--- Task prompt ---
In the listing below, locate the lines that hold the string "Averaging". Copy those lines.

--- Records shown ---
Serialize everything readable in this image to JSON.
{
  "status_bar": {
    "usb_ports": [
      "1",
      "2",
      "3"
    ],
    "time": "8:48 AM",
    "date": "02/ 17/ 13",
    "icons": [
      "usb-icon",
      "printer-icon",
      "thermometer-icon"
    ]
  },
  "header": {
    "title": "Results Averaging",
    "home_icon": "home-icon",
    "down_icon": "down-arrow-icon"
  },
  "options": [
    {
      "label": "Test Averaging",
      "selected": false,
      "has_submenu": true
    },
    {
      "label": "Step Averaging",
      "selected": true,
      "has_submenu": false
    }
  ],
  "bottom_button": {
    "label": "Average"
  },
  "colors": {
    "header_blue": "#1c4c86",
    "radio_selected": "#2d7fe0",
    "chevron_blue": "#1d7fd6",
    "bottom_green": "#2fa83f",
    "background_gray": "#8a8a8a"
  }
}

--- Result of this exercise ---
    "title": "Results Averaging",
      "label": "Test Averaging",
      "label": "Step Averaging",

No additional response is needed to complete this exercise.